■ Data section:
● ● ●

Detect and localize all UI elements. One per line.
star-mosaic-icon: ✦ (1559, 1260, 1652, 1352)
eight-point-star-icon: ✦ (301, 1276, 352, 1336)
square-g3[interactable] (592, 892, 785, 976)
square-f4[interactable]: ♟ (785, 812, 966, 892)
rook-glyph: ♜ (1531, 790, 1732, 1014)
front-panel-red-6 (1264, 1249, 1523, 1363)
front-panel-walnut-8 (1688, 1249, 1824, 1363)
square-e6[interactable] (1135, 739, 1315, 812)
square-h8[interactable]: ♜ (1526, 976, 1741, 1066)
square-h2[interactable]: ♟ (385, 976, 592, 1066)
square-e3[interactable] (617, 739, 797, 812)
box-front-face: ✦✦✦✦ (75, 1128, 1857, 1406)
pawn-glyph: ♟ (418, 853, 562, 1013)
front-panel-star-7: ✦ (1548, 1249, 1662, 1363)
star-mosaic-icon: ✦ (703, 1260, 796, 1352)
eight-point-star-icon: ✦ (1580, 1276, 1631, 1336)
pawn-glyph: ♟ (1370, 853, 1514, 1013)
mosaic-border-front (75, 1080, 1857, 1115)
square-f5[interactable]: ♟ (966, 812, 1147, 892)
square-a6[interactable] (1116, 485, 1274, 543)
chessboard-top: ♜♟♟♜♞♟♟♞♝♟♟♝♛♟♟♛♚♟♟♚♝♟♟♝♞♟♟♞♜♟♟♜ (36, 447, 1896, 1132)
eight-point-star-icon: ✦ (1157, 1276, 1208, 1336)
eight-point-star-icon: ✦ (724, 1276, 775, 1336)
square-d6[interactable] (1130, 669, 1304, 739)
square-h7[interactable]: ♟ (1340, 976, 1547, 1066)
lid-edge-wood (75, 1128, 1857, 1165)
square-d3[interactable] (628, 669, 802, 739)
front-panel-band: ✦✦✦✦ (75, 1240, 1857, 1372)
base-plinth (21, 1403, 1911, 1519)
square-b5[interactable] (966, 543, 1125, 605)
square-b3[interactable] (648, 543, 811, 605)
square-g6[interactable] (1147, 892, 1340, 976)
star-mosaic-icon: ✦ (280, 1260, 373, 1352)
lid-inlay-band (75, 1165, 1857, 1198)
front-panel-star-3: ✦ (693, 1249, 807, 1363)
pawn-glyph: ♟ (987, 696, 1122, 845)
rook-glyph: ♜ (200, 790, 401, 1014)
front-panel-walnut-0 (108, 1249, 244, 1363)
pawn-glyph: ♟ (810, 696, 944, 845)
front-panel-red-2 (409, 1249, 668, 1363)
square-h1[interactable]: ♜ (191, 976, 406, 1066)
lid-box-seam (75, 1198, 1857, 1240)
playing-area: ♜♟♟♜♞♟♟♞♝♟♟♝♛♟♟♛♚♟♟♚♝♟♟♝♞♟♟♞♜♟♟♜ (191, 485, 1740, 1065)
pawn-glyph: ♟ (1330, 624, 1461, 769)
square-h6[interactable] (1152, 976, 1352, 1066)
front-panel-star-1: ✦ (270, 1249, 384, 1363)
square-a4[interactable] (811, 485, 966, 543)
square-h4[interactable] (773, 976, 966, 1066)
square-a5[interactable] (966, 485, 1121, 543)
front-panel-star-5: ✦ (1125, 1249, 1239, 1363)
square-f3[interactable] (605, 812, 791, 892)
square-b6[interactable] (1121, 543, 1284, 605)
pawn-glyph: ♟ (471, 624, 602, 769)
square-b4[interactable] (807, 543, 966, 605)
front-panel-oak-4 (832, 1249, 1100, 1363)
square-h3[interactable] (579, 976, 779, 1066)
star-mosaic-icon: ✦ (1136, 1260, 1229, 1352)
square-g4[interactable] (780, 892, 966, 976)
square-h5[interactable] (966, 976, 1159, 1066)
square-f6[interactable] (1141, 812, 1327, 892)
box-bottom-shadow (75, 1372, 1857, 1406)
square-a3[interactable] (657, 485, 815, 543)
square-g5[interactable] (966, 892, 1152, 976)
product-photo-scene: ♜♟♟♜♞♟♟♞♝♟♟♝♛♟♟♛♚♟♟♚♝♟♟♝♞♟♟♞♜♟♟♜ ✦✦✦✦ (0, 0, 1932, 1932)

● ● ●

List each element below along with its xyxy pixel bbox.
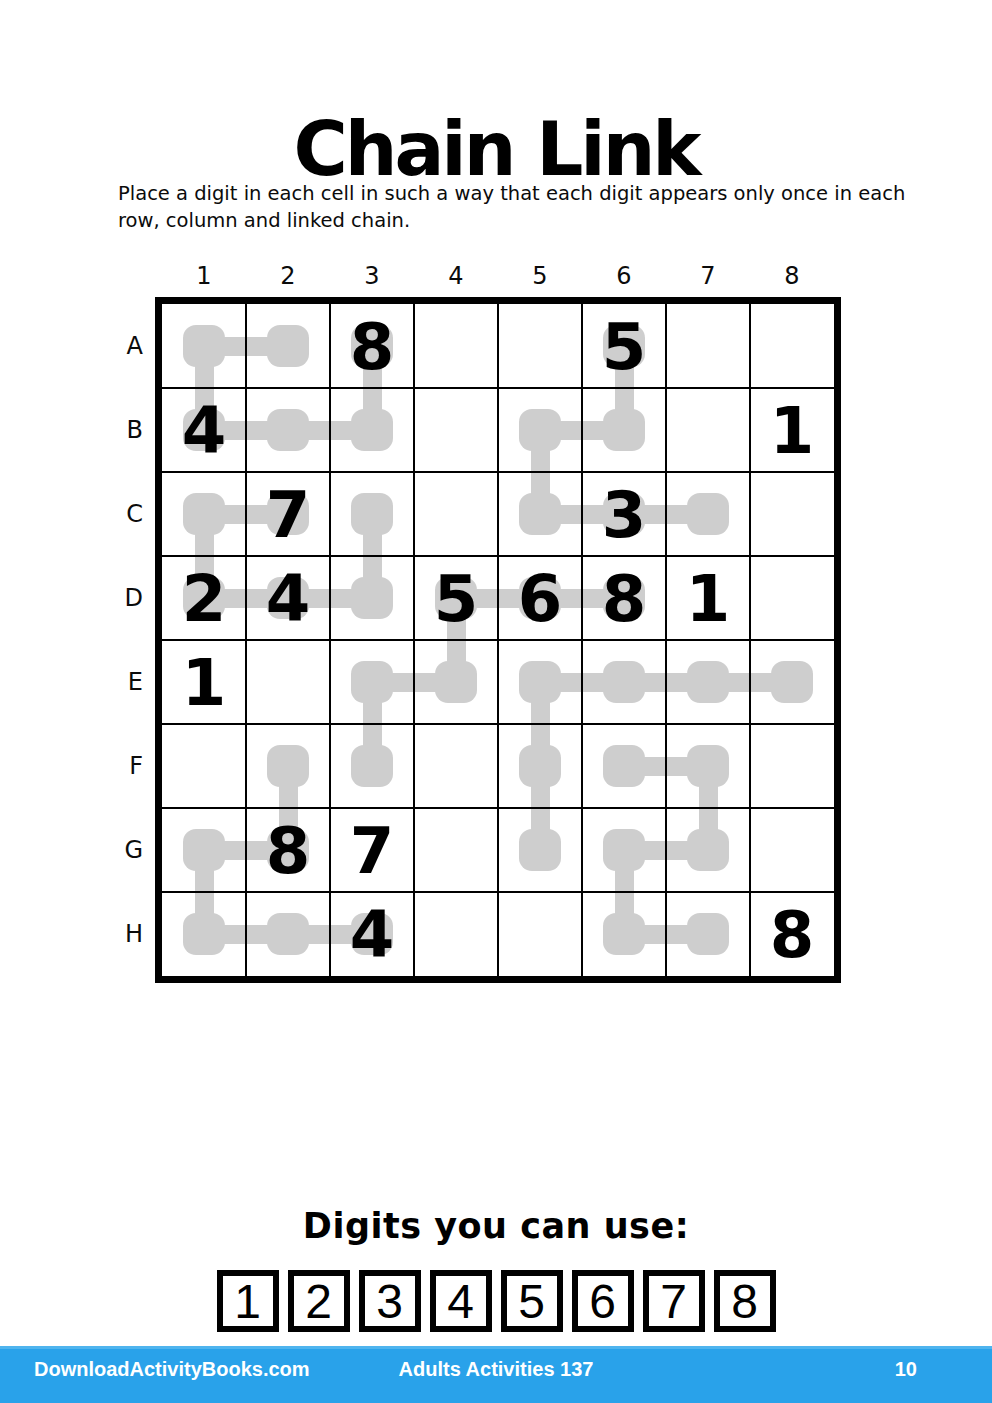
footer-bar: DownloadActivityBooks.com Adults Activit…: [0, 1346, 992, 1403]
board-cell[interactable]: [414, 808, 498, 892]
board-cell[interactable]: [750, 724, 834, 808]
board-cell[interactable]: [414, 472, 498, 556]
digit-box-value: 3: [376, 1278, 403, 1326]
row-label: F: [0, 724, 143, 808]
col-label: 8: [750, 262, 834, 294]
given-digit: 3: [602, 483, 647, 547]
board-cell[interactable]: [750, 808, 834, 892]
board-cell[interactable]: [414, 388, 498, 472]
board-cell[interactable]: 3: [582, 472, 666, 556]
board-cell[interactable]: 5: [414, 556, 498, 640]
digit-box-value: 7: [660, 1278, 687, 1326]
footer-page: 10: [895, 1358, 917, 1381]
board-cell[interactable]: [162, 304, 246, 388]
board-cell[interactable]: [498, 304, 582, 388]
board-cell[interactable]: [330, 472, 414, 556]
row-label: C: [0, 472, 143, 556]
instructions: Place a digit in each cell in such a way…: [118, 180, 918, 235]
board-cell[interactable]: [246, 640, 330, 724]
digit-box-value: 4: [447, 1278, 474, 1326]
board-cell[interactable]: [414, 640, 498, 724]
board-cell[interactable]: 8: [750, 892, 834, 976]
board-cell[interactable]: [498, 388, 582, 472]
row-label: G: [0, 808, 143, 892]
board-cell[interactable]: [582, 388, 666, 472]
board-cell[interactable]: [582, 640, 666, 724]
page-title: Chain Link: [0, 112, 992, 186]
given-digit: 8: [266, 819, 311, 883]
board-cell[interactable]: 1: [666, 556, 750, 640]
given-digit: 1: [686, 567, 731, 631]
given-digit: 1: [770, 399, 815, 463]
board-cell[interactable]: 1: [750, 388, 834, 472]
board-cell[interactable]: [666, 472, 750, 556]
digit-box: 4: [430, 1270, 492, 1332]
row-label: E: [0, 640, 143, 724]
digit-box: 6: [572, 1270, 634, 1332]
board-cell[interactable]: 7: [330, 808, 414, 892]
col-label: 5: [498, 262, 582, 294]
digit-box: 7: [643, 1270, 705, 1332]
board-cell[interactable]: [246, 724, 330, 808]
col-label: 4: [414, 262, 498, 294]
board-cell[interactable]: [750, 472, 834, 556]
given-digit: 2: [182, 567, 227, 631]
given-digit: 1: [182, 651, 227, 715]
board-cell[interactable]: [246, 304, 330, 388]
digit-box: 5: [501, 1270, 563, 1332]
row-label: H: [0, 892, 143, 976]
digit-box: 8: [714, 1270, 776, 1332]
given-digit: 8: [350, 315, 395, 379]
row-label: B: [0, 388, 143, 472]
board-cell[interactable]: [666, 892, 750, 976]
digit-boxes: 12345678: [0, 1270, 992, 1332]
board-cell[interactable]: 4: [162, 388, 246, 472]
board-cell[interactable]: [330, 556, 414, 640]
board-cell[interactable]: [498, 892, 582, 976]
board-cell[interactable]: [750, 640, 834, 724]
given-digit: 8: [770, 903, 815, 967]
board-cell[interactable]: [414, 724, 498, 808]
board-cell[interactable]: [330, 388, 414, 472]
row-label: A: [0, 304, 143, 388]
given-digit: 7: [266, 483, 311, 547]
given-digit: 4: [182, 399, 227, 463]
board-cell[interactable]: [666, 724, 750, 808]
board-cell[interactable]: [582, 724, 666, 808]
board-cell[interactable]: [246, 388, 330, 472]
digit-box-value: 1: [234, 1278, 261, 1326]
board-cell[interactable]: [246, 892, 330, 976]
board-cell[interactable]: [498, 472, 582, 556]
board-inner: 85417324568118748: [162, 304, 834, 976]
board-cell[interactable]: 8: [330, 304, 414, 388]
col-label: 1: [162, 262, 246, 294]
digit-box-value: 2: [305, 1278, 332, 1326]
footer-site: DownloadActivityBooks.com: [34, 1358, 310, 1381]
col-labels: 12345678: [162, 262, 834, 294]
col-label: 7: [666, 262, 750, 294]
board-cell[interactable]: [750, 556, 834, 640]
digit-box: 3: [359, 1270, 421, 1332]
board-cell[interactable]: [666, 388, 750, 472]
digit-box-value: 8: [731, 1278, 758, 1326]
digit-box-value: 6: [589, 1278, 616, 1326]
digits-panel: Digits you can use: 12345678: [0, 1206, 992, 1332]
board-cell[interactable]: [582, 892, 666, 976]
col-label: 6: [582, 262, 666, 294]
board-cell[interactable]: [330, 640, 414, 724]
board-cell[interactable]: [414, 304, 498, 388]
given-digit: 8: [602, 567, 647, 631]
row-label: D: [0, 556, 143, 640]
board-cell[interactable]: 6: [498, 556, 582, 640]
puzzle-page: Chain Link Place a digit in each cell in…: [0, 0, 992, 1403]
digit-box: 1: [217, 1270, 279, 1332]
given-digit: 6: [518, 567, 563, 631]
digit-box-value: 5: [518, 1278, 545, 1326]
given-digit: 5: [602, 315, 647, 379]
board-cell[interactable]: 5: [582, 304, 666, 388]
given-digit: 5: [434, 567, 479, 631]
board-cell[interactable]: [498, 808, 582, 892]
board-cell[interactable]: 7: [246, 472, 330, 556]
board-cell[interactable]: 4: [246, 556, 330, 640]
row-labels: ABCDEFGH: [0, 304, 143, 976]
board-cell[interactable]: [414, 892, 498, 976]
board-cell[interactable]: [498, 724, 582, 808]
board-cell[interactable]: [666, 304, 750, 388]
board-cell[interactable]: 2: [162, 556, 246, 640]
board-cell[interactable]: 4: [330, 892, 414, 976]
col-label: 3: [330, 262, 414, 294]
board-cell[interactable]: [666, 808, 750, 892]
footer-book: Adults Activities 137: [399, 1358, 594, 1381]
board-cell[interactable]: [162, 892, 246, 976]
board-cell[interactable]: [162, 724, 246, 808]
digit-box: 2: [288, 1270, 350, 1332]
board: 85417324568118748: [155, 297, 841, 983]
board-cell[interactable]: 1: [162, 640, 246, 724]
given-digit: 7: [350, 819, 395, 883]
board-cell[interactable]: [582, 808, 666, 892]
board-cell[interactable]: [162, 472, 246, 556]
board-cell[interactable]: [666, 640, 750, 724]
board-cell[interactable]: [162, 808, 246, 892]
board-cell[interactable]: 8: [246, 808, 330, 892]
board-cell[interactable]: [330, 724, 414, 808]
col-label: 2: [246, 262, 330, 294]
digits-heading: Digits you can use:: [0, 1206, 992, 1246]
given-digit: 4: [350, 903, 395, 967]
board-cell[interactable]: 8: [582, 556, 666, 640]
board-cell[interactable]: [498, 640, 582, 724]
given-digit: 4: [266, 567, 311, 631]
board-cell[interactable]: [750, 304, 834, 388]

● ● ●

■ Prompt: Duplicate the lines in the records above, starting at the line containing "Detect and localize" and ending at the line containing "square-e6[interactable] (1135, 739, 1315, 812)".

■ Result for this exercise:
Detect and localize all UI elements. One per line.
star-mosaic-icon: ✦ (1559, 1260, 1652, 1352)
eight-point-star-icon: ✦ (301, 1276, 352, 1336)
square-g3[interactable] (592, 892, 785, 976)
square-f4[interactable]: ♟ (785, 812, 966, 892)
rook-glyph: ♜ (1531, 790, 1732, 1014)
front-panel-red-6 (1264, 1249, 1523, 1363)
front-panel-walnut-8 (1688, 1249, 1824, 1363)
square-e6[interactable] (1135, 739, 1315, 812)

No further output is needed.